(Given request)
Type out all the records word for word. Any pictures are to be left out.
★ ★ ★ ★ ★
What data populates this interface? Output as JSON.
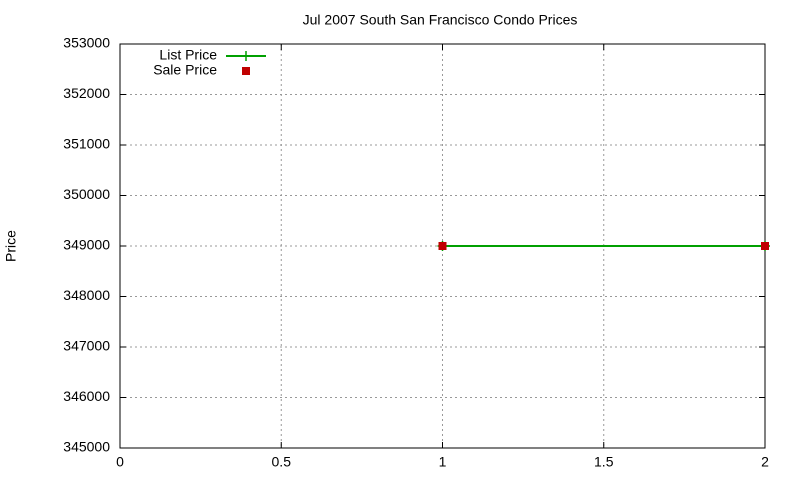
{
  "chart_data": {
    "type": "line",
    "title": "Jul 2007 South San Francisco Condo Prices",
    "y_label": "Price",
    "x": [
      1,
      2
    ],
    "series": [
      {
        "name": "List Price",
        "color": "#00a000",
        "style": "linespoints",
        "values": [
          349000,
          349000
        ]
      },
      {
        "name": "Sale Price",
        "color": "#c00000",
        "style": "points",
        "values": [
          349000,
          349000
        ]
      }
    ],
    "xlim": [
      0,
      2
    ],
    "xticks": [
      0,
      0.5,
      1,
      1.5,
      2
    ],
    "ylim": [
      345000,
      353000
    ],
    "yticks": [
      345000,
      346000,
      347000,
      348000,
      349000,
      350000,
      351000,
      352000,
      353000
    ],
    "grid": true,
    "legend": "top-left"
  }
}
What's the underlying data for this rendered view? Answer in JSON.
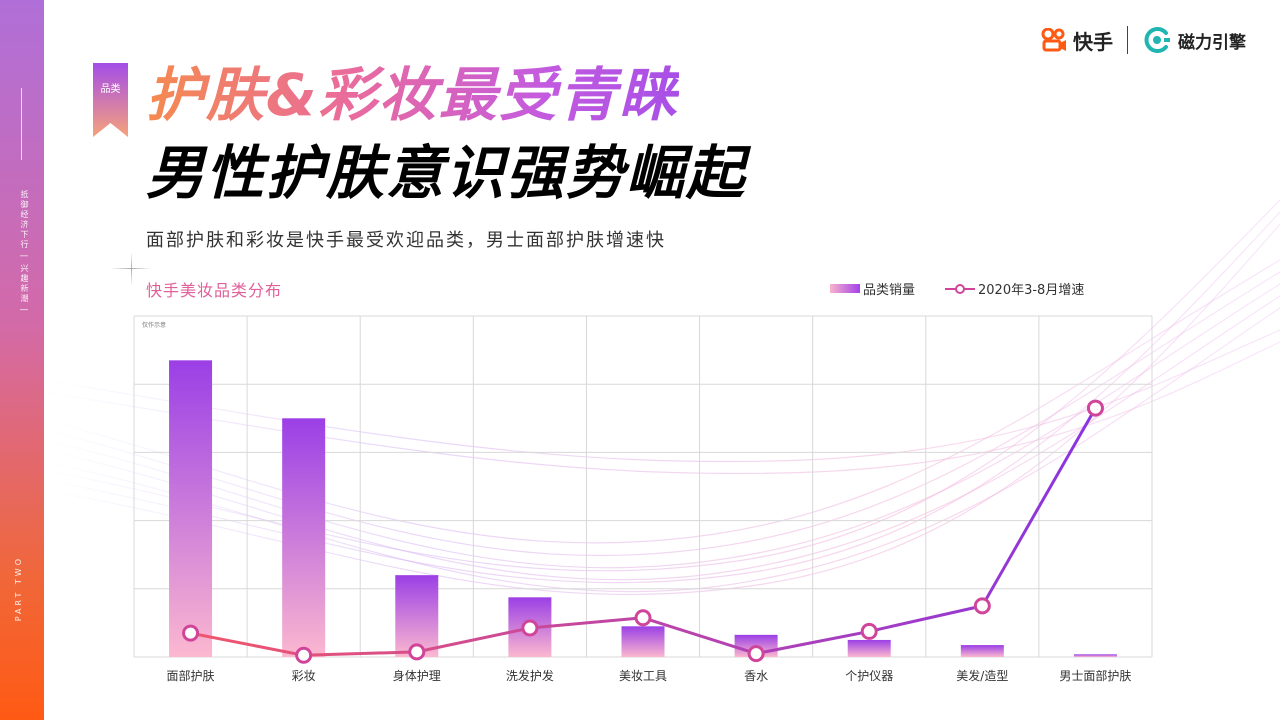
{
  "side": {
    "vertical_text": "抵御经济下行 | 兴趣新潮 |",
    "part_text": "PART TWO"
  },
  "logos": {
    "kuaishou": "快手",
    "cili": "磁力引擎"
  },
  "tag": "品类",
  "title_line1": "护肤&彩妆最受青睐",
  "title_line2": "男性护肤意识强势崛起",
  "subtitle": "面部护肤和彩妆是快手最受欢迎品类，男士面部护肤增速快",
  "chart_title": "快手美妆品类分布",
  "chart_note": "仅作示意",
  "colors": {
    "bar_top": "#9b3fe6",
    "bar_bottom": "#fbb8cf",
    "line_start": "#f0566c",
    "line_end": "#8a34e0",
    "marker_stroke": "#d0459a",
    "grid": "#d8d8d8",
    "accent_pink": "#e0609a"
  },
  "chart_data": {
    "type": "bar",
    "title": "快手美妆品类分布",
    "categories": [
      "面部护肤",
      "彩妆",
      "身体护理",
      "洗发护发",
      "美妆工具",
      "香水",
      "个护仪器",
      "美发/造型",
      "男士面部护肤"
    ],
    "ylim": [
      0,
      100
    ],
    "grid": true,
    "legend_position": "top-right",
    "series": [
      {
        "name": "品类销量",
        "type": "bar",
        "values": [
          87,
          70,
          24,
          17.5,
          9,
          6.5,
          5,
          3.5,
          0.8
        ]
      },
      {
        "name": "2020年3-8月增速",
        "type": "line",
        "values": [
          7,
          0.5,
          1.5,
          8.5,
          11.5,
          1,
          7.5,
          15,
          73
        ]
      }
    ]
  }
}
★ ★ ★ ★ ★
(Task solution)
What data populates this interface? Output as JSON.
{
  "chart_data": {
    "type": "line",
    "title": "Jul 2007 South San Francisco Condo Prices",
    "y_label": "Price",
    "x": [
      1,
      2
    ],
    "series": [
      {
        "name": "List Price",
        "color": "#00a000",
        "style": "linespoints",
        "values": [
          349000,
          349000
        ]
      },
      {
        "name": "Sale Price",
        "color": "#c00000",
        "style": "points",
        "values": [
          349000,
          349000
        ]
      }
    ],
    "xlim": [
      0,
      2
    ],
    "xticks": [
      0,
      0.5,
      1,
      1.5,
      2
    ],
    "ylim": [
      345000,
      353000
    ],
    "yticks": [
      345000,
      346000,
      347000,
      348000,
      349000,
      350000,
      351000,
      352000,
      353000
    ],
    "grid": true,
    "legend": "top-left"
  }
}
What's the underlying data for this rendered view? Answer in JSON.
{
  "side": {
    "vertical_text": "抵御经济下行 | 兴趣新潮 |",
    "part_text": "PART TWO"
  },
  "logos": {
    "kuaishou": "快手",
    "cili": "磁力引擎"
  },
  "tag": "品类",
  "title_line1": "护肤&彩妆最受青睐",
  "title_line2": "男性护肤意识强势崛起",
  "subtitle": "面部护肤和彩妆是快手最受欢迎品类，男士面部护肤增速快",
  "chart_title": "快手美妆品类分布",
  "chart_note": "仅作示意",
  "colors": {
    "bar_top": "#9b3fe6",
    "bar_bottom": "#fbb8cf",
    "line_start": "#f0566c",
    "line_end": "#8a34e0",
    "marker_stroke": "#d0459a",
    "grid": "#d8d8d8",
    "accent_pink": "#e0609a"
  },
  "chart_data": {
    "type": "bar",
    "title": "快手美妆品类分布",
    "categories": [
      "面部护肤",
      "彩妆",
      "身体护理",
      "洗发护发",
      "美妆工具",
      "香水",
      "个护仪器",
      "美发/造型",
      "男士面部护肤"
    ],
    "ylim": [
      0,
      100
    ],
    "grid": true,
    "legend_position": "top-right",
    "series": [
      {
        "name": "品类销量",
        "type": "bar",
        "values": [
          87,
          70,
          24,
          17.5,
          9,
          6.5,
          5,
          3.5,
          0.8
        ]
      },
      {
        "name": "2020年3-8月增速",
        "type": "line",
        "values": [
          7,
          0.5,
          1.5,
          8.5,
          11.5,
          1,
          7.5,
          15,
          73
        ]
      }
    ]
  }
}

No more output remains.